[Records contained in a dataset]
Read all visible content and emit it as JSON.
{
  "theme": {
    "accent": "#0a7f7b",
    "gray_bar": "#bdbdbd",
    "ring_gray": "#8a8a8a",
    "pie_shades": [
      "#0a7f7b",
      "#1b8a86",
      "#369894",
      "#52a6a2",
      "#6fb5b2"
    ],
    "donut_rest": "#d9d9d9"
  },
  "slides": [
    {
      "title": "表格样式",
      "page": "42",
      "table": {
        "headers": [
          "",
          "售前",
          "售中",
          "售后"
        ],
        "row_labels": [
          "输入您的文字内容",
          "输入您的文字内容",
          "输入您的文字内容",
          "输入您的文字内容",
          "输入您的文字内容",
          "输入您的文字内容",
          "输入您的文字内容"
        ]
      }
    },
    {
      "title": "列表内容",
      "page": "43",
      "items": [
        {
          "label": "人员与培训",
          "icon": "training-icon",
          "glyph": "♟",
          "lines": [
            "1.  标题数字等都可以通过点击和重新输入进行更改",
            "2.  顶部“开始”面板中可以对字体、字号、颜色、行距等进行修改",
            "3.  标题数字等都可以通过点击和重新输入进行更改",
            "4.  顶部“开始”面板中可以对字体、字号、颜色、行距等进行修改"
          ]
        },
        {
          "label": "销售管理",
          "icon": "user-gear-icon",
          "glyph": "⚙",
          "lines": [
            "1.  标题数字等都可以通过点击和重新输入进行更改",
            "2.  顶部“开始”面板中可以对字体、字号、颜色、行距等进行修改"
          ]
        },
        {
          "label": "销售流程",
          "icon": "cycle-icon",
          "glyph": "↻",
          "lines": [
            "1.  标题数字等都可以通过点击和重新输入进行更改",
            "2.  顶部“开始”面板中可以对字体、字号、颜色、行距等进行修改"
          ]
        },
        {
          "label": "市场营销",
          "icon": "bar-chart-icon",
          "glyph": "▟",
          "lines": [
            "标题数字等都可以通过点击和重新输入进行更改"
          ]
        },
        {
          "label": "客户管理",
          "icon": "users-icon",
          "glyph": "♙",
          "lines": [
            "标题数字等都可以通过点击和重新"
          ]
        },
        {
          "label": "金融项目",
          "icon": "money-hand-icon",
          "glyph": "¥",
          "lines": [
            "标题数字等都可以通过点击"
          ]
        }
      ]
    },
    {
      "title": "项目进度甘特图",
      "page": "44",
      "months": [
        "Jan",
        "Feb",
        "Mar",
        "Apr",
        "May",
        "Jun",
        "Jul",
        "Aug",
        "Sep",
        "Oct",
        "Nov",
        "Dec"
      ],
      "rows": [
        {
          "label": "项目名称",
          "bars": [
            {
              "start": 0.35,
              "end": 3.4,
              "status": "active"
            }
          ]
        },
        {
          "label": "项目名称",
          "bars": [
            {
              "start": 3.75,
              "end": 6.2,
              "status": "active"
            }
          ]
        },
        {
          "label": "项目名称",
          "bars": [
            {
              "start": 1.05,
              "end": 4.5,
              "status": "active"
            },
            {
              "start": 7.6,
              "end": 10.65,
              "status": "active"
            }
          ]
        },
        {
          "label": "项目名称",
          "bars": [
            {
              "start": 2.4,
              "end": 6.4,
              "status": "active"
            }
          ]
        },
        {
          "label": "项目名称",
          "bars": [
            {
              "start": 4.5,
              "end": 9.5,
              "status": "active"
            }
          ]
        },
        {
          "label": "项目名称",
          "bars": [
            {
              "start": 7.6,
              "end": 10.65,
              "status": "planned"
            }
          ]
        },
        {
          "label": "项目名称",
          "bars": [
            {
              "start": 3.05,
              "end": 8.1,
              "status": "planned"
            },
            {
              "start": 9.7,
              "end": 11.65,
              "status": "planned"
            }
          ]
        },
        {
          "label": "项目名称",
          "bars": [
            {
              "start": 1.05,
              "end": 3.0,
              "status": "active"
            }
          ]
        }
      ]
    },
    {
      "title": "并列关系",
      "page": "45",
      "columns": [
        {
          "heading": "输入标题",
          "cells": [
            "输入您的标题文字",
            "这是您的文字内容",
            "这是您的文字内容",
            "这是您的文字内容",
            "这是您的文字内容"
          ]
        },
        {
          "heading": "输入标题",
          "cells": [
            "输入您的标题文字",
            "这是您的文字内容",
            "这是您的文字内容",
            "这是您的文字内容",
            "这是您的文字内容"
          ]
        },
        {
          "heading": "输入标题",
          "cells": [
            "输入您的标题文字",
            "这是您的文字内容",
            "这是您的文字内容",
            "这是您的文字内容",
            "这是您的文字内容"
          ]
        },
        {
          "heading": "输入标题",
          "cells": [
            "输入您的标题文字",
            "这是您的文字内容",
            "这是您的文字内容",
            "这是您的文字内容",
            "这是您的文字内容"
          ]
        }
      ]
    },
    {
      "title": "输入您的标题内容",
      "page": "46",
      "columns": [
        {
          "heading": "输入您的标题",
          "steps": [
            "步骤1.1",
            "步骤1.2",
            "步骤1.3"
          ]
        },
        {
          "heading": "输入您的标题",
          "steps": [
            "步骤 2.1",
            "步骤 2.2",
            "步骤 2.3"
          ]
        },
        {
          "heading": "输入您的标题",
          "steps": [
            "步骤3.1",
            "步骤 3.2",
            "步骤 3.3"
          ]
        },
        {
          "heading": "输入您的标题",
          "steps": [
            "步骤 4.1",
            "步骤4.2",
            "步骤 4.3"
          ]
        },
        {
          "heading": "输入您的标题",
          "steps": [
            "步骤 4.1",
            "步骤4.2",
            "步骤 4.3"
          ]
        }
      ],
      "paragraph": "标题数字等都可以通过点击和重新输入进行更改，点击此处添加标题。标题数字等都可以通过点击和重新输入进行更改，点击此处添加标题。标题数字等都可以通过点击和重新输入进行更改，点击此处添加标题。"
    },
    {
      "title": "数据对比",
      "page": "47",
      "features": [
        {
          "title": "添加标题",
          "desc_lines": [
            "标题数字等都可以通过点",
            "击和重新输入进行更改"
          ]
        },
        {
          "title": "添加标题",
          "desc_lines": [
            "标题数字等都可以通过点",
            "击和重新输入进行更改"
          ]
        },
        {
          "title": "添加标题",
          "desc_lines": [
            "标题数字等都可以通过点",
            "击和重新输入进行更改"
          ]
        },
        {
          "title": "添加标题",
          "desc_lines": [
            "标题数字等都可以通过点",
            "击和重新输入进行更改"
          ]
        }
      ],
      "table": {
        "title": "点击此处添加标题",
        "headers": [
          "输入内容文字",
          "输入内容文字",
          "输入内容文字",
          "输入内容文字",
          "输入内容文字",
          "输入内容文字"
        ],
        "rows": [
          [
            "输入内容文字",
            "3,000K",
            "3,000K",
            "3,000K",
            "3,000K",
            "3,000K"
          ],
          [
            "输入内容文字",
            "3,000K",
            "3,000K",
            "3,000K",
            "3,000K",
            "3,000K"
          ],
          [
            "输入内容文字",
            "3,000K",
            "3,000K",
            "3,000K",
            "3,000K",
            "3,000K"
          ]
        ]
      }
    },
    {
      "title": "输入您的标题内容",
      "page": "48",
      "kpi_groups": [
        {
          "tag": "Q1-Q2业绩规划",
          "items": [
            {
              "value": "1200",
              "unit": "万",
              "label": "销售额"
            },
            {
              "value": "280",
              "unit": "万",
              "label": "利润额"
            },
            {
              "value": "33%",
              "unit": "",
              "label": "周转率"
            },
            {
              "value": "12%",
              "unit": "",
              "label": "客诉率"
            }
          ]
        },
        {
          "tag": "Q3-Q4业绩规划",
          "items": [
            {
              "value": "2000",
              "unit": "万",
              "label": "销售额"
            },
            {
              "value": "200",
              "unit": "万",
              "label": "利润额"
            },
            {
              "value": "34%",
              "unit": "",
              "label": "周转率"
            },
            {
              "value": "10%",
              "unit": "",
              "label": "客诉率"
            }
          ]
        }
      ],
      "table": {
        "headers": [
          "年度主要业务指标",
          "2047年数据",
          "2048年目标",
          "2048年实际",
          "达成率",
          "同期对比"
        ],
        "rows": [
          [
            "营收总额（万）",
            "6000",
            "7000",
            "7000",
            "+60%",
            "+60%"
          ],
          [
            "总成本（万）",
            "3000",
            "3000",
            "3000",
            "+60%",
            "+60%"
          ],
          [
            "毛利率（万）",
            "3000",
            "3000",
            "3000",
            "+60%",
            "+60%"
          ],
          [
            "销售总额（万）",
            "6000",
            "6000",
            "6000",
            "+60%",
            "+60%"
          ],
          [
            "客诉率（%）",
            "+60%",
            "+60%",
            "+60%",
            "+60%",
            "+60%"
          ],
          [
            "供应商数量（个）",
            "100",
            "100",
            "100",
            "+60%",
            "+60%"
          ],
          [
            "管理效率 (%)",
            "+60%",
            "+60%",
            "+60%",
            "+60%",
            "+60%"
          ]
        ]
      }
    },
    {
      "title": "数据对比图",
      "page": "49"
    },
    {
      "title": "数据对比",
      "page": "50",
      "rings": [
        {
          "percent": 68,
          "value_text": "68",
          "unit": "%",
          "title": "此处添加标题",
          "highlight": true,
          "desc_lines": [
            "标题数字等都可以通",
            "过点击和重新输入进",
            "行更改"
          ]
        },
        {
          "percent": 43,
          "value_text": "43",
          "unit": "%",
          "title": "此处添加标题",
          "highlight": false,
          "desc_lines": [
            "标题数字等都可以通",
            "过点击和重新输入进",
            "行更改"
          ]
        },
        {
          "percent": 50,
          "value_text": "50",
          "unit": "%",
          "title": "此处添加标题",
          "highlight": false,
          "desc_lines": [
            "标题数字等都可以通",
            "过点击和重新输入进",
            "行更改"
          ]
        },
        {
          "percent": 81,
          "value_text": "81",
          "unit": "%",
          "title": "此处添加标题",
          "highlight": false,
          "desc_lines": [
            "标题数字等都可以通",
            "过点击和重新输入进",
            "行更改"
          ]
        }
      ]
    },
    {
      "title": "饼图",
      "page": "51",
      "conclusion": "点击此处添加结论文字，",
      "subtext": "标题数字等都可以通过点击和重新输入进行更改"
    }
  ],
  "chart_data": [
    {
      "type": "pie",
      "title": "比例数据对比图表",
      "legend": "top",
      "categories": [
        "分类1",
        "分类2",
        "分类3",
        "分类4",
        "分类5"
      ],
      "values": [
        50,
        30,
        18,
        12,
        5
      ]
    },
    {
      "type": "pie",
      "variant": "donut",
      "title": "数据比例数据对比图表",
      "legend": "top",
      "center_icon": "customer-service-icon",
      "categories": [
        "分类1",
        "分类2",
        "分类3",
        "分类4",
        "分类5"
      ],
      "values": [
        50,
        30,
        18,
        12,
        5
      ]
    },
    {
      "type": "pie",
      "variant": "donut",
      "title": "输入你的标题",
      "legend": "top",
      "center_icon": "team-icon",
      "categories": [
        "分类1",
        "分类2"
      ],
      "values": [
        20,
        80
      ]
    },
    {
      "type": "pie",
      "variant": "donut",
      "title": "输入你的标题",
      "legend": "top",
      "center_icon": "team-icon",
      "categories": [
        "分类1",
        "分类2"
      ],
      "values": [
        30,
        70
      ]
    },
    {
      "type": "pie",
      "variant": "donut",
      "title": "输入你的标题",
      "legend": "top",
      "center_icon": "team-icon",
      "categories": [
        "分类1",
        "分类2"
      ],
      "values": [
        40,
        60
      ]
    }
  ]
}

» Exercise objective: Using the listing, say how many lines include the word "点击此处添加标题", and add nothing else.

» Complete response: 2